### Do this
Report every line from the material that contains the word "Index".

### Task inputs
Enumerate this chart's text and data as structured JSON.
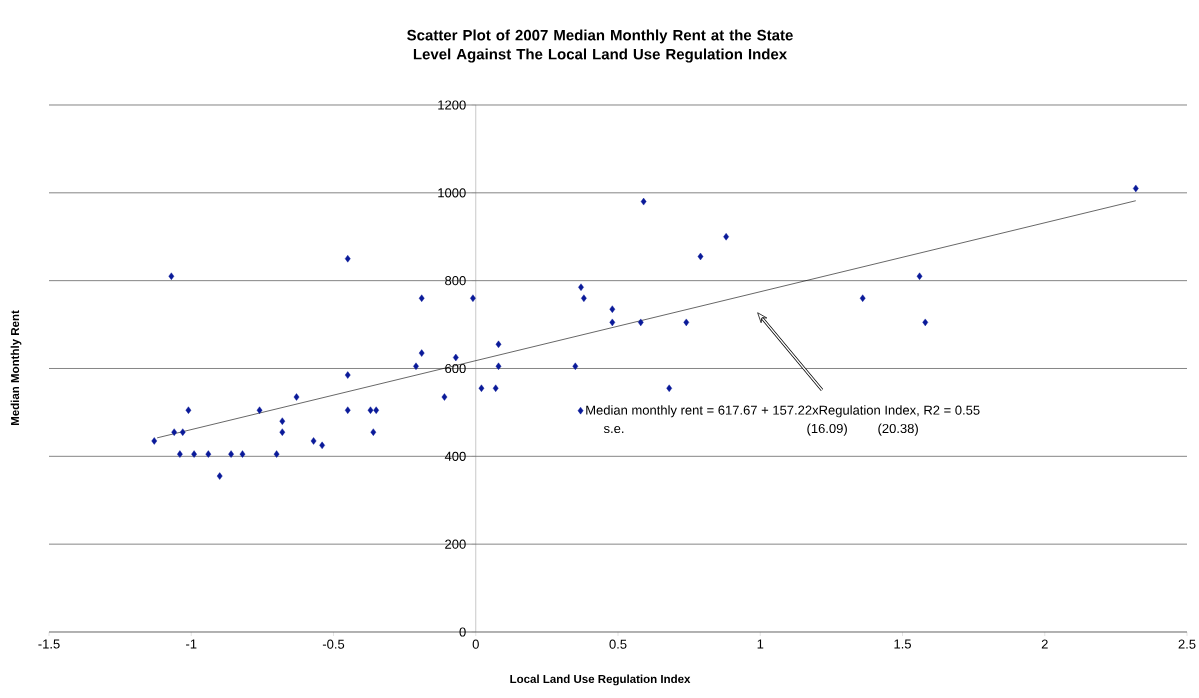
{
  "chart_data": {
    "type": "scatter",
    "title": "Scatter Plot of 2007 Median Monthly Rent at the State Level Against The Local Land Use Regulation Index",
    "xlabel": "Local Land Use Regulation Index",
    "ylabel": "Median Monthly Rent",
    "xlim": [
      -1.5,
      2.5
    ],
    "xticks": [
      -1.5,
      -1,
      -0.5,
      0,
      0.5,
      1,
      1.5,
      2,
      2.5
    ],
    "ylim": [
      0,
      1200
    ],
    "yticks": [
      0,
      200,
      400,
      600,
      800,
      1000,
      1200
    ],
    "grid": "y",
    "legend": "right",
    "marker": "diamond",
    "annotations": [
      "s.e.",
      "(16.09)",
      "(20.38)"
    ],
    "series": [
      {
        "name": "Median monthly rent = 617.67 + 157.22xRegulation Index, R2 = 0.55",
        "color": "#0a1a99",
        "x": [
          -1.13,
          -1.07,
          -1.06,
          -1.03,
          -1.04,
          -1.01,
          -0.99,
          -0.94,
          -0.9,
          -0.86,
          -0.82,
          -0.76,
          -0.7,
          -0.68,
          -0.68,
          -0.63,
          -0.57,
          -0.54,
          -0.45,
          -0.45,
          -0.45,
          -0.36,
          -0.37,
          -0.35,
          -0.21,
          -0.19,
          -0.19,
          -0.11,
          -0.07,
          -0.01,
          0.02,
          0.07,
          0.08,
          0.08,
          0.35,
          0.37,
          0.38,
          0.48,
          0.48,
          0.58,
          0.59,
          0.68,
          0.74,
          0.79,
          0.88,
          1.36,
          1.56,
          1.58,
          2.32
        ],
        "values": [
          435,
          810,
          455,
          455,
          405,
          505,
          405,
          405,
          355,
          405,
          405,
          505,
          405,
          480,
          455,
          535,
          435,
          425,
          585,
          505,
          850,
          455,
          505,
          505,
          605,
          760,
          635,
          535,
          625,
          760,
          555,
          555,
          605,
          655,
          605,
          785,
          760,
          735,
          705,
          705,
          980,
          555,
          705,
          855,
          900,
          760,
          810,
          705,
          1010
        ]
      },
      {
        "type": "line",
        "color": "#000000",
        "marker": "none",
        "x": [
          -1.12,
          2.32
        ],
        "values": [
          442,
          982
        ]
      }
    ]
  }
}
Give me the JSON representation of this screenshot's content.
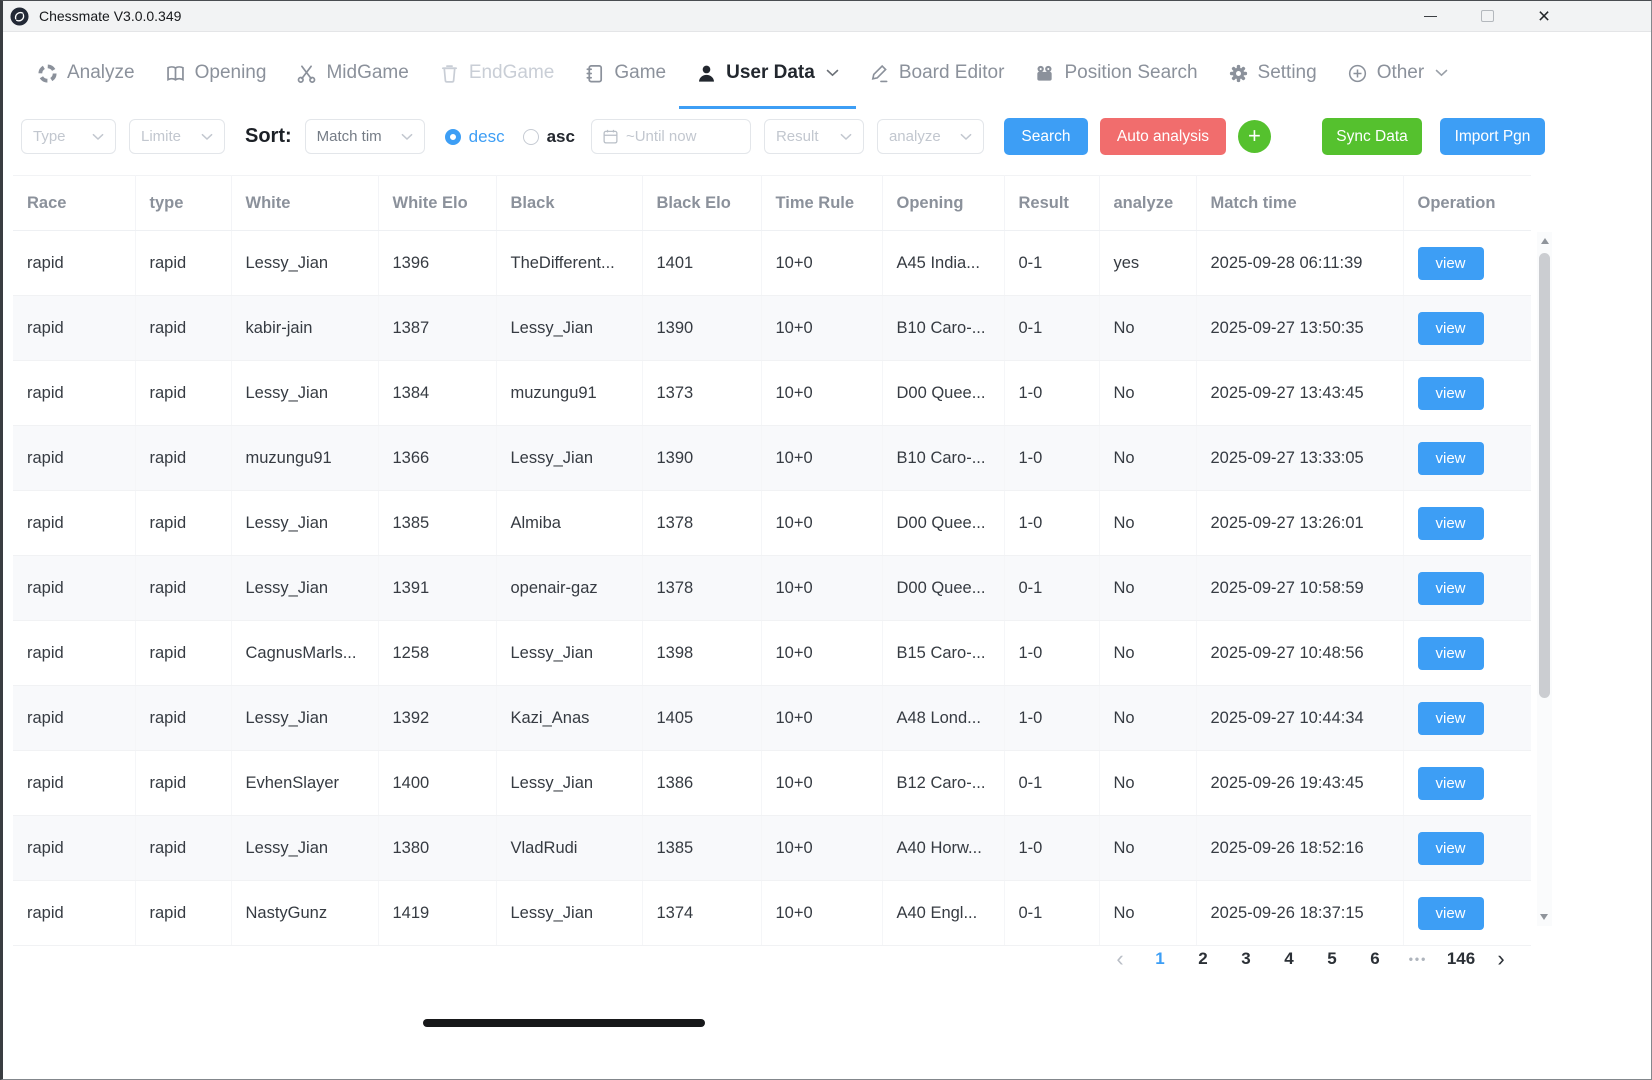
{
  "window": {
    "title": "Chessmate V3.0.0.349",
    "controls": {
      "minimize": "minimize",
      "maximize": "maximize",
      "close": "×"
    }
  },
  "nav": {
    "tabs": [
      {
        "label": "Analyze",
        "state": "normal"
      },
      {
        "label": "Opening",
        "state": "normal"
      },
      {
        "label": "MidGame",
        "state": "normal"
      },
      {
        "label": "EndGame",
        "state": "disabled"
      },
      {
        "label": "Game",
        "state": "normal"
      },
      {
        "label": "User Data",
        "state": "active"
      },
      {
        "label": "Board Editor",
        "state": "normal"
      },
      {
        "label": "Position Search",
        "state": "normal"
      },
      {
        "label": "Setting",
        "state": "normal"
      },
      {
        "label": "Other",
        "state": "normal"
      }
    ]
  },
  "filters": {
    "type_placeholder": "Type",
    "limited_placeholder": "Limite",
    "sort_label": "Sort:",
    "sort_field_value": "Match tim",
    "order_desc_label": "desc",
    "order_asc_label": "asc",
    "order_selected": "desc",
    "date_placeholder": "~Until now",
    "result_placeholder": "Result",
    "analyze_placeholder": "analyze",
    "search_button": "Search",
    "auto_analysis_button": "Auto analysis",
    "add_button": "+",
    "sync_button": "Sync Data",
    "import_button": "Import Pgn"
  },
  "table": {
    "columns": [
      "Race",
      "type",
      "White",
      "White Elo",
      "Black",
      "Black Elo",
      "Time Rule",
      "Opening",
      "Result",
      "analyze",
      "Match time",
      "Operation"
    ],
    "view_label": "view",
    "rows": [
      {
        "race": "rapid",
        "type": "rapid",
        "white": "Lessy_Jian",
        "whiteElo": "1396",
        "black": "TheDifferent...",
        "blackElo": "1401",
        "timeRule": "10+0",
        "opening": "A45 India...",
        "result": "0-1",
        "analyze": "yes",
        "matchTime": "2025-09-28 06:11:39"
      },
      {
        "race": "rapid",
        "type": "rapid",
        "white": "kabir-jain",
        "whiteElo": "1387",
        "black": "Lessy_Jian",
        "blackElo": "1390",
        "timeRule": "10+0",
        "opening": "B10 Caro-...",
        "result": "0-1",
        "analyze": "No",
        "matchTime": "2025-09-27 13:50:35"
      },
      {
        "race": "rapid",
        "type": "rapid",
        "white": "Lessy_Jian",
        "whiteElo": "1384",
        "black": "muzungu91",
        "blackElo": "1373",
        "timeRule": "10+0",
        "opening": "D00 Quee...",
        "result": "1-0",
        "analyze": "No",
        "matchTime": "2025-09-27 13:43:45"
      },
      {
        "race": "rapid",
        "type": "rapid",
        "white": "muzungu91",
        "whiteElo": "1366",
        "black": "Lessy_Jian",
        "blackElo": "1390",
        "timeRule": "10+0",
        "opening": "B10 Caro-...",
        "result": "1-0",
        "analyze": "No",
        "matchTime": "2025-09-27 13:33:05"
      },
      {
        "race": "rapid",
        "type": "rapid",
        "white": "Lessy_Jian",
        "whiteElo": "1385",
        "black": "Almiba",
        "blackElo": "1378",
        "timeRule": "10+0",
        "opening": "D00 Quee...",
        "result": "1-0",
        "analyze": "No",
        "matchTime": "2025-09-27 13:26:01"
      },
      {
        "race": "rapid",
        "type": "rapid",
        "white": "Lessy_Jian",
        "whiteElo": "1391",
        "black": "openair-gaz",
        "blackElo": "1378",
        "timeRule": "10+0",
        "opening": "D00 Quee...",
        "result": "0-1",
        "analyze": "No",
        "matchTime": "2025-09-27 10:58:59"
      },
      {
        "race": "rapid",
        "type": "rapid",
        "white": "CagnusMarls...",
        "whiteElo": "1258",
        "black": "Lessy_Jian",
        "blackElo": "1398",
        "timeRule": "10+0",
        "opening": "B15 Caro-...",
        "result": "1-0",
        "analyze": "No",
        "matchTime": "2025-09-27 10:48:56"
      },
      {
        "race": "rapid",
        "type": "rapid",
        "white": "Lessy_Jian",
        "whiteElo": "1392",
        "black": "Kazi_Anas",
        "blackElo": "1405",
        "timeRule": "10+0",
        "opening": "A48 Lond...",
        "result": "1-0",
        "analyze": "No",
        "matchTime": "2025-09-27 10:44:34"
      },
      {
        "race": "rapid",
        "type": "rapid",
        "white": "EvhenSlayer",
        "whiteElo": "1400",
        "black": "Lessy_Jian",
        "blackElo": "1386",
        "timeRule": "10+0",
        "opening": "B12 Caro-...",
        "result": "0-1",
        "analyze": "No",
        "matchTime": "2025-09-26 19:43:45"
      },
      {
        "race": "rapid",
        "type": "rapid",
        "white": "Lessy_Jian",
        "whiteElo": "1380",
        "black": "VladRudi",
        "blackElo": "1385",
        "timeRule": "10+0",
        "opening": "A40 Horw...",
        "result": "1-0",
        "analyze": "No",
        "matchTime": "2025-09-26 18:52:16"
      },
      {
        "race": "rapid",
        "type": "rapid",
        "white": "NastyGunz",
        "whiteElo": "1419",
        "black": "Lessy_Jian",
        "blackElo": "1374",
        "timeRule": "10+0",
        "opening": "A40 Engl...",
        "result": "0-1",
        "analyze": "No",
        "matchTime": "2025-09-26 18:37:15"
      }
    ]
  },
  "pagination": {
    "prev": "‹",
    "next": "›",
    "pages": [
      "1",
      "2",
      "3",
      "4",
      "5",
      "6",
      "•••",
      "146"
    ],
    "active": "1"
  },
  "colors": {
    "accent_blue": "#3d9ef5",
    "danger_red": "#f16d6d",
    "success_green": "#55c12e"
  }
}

==

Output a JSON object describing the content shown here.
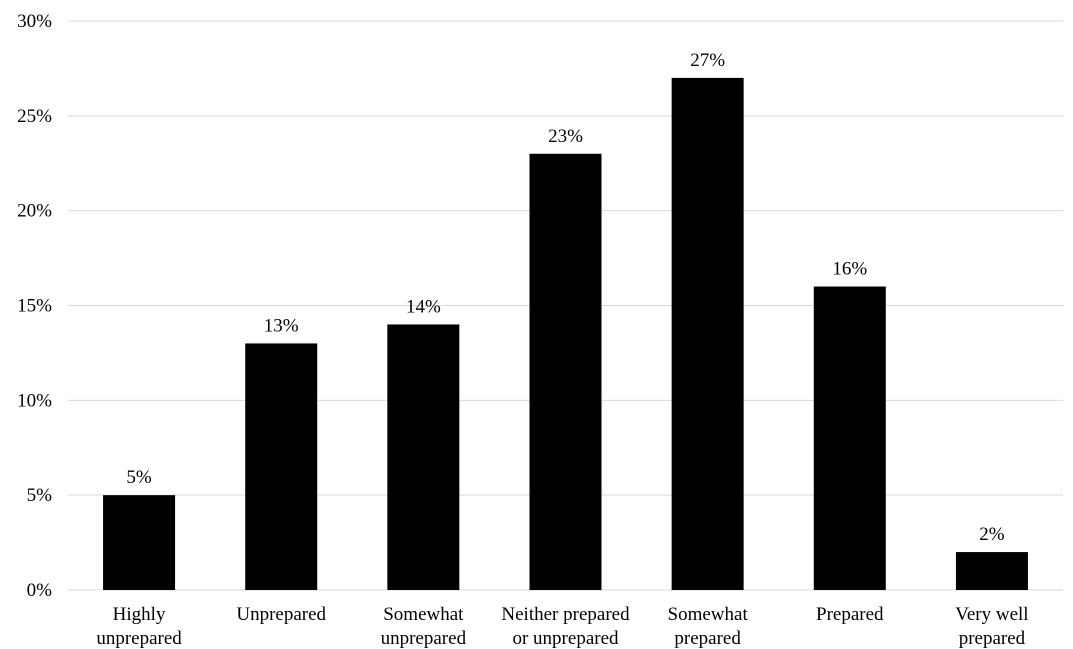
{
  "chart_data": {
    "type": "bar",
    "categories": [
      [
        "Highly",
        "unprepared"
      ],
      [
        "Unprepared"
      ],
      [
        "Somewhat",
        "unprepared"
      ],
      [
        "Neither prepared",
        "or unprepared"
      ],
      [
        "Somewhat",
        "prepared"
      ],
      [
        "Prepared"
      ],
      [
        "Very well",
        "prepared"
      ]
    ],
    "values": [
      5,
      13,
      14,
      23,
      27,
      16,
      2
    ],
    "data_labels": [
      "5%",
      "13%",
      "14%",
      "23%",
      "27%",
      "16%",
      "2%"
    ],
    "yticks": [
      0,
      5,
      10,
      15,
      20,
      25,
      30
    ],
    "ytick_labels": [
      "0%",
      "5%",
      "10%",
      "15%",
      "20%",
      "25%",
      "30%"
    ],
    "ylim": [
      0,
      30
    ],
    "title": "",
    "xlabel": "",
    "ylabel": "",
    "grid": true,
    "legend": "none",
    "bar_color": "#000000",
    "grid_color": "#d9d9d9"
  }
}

### Result below
    "title": "Scatter Plot of 2007 Median Monthly Rent at the State Level Against The Local Land Use Regulation Index",
    "xlabel": "Local Land Use Regulation Index",
        "name": "Median monthly rent = 617.67 + 157.22xRegulation Index, R2 = 0.55",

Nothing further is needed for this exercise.